:: TEXT FOR ANALYSIS ::
:::

Many articles I write are data driven. This one is more of a thought piece. That said, I think this pretty innocent question of “technology or margins?” translates quite well into a long-term important topic for our field to consider. Again, the goal for each piece here is maybe help even one or two adjust how they consider a common topic or theme within our specialty. And with that…
Originally drafted Jan 2024. Now published about 18 months later as it continues to resurface here and there and be a relevant issue.
A more recent trial made me head over to X and post this question:
The primary reason for the difference in the outcomes in the MIRAGE Trial was?
MIRAGE Trial (context): This was a prostate cancer trial. The premise was to use an MRI Linac to treat prostate cancer with a slightly smaller margin. Using MRI, the ViewRay platform let you see the target live throughout the treatment delivery and automatically turned the beam on and off depending on the location of the target. Simply stated: the creators of the trial thought the visualization aided in margin reduction.
So they used tracking and MRI technology. But they also reduced the margins of the target in the “experimental arm”. And the trial did show that the patients in the MRI Linac arm had less toxicity.
The authors reported the trial primarily as a technology trial.
The technology was what safely allowed for the margin reduction in their opinion - read their words, listen to their podcasts. But on the contrary, more broadly, it was perceived to be a trial on margins - smaller margins result in less toxicity.
And today, a year later, I think the overwhelming majority of people still view this as a trial on margins. With, I think, the majority agreeing with the statement:
“I can get these same results with smaller margins on my own machine.” - My paraphrasing.
Today, we dive in and I’ll try to explain my perspective on why I think peoples views on this narrow trial speak so loudly to the future of our field; defining how we will make the push for “better”. In this particular trial, it is a tracking and MRI linac question, but I believe the larger fundamental issue for our field will be with regards to proton therapy and treatments that require high capital (MRI linac) or are very labor intensive (think adaptive approaches).
The argument for TECHNOLOGY:
A Simplistic Example: Shooting a target at a rifle range:
Scenario 1 is simply pulling the trigger every 5 seconds - yes - trying really hard and doing your absolute best, but end of the day, despite all your efforts to keep the thing “just right”, the gun goes off every 5 seconds.
Scenario 2 is just like above, except “AI” (because people love that term today), determines when you are on target and the computer fires the bullet determining a “correct” or “best” answer in the 5 second window.
Pretty easy to see that Scenario 2 is better. Not a perfect example, but a starting point.
Example 2: See what you treat
IF you could readily visualize and automatically beam on and beam off for any error level that you could choose - and it didn’t have a dollar cost part to the equation, which cases under beam for your clinic today - would you use it?
I believe it would be nearly every one, everyday, all the time. It might be 5mm in some cases and 2mm in others. Maybe even 1cm for a palliative case to help with “throughput”, but if it was free from a monetary standpoint and essentially automatic, it would be used routinely.
Look at IGRT implementation over the years: first it was used only on select cases, then a few times a week on tough cases. Now everywhere. We’d see the same thing.

:::

:: TRY IT ::
Answer these questions about the article on the MIRAGE Trial:
1. What kind of cancer was the MIRAGE Trial about?
2. In Scenario 1 of the rifle range example, how often does the gun go off?
3. About how long after its first draft was the piece published?

:::

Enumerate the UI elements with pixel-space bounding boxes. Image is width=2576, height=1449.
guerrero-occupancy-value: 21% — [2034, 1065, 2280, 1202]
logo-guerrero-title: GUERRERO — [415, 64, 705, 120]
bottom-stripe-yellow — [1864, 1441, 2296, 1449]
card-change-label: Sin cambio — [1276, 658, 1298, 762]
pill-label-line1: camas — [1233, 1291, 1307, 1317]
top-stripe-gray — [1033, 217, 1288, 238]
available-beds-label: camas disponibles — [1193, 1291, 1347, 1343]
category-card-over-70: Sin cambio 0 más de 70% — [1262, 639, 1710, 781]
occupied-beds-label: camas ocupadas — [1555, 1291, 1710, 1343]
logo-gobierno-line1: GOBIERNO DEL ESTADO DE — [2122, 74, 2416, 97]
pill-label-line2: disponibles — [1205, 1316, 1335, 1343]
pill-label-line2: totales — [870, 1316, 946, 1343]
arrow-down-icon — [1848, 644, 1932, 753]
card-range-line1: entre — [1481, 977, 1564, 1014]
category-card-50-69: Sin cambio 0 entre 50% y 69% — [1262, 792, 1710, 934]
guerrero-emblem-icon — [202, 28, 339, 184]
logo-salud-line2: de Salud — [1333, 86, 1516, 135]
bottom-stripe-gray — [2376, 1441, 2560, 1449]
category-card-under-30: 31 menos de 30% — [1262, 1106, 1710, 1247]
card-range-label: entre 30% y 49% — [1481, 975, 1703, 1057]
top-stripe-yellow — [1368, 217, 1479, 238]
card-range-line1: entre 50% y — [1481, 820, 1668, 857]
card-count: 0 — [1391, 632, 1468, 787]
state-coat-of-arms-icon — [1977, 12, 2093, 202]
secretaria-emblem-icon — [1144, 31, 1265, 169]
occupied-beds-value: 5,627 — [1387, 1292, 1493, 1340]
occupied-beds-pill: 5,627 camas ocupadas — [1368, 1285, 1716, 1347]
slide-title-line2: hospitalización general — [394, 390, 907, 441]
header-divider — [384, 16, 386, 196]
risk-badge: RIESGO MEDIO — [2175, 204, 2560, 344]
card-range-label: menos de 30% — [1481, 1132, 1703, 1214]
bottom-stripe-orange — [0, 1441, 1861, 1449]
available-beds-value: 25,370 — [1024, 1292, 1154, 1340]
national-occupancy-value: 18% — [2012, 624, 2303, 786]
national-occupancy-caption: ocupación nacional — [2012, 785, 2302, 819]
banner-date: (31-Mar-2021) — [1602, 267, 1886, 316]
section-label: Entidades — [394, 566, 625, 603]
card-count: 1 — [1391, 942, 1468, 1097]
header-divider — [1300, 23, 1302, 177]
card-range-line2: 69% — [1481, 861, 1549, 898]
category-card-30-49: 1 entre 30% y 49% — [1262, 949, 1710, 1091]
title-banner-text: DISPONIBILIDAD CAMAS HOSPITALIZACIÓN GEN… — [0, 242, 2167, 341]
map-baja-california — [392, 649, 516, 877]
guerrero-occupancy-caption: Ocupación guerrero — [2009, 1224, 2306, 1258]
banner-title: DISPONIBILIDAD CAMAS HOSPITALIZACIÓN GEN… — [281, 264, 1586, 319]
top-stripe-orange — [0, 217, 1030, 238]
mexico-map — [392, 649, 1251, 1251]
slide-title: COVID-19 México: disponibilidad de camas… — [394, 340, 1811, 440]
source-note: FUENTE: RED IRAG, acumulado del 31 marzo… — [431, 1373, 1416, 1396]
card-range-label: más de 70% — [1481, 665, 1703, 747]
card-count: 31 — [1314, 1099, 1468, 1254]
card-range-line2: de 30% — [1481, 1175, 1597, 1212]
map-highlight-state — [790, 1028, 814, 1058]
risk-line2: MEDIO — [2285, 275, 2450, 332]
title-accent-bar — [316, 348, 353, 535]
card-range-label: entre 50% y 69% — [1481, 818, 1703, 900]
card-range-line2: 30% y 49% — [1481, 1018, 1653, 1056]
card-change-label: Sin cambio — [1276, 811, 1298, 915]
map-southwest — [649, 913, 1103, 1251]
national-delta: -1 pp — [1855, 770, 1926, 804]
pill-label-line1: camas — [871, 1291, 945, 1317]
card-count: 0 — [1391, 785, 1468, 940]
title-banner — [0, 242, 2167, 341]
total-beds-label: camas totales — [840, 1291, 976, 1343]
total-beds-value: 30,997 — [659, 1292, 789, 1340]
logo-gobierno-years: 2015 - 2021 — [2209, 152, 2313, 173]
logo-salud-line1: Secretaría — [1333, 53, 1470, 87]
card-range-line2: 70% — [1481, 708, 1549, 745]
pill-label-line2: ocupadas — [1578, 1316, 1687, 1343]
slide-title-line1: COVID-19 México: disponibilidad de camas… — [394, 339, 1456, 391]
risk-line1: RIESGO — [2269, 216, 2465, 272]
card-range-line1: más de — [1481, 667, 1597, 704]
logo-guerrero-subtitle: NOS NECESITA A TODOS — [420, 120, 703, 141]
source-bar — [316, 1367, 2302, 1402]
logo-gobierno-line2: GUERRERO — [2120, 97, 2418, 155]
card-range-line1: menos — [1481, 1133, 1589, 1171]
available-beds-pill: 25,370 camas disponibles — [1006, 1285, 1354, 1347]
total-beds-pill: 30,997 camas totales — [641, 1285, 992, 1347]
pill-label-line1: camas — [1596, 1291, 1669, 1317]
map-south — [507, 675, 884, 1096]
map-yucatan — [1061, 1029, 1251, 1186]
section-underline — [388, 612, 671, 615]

:::

:: PROBLEM SOLUTION ::
1. Prostate cancer.
2. Every 5 seconds.
3. About 18 months later.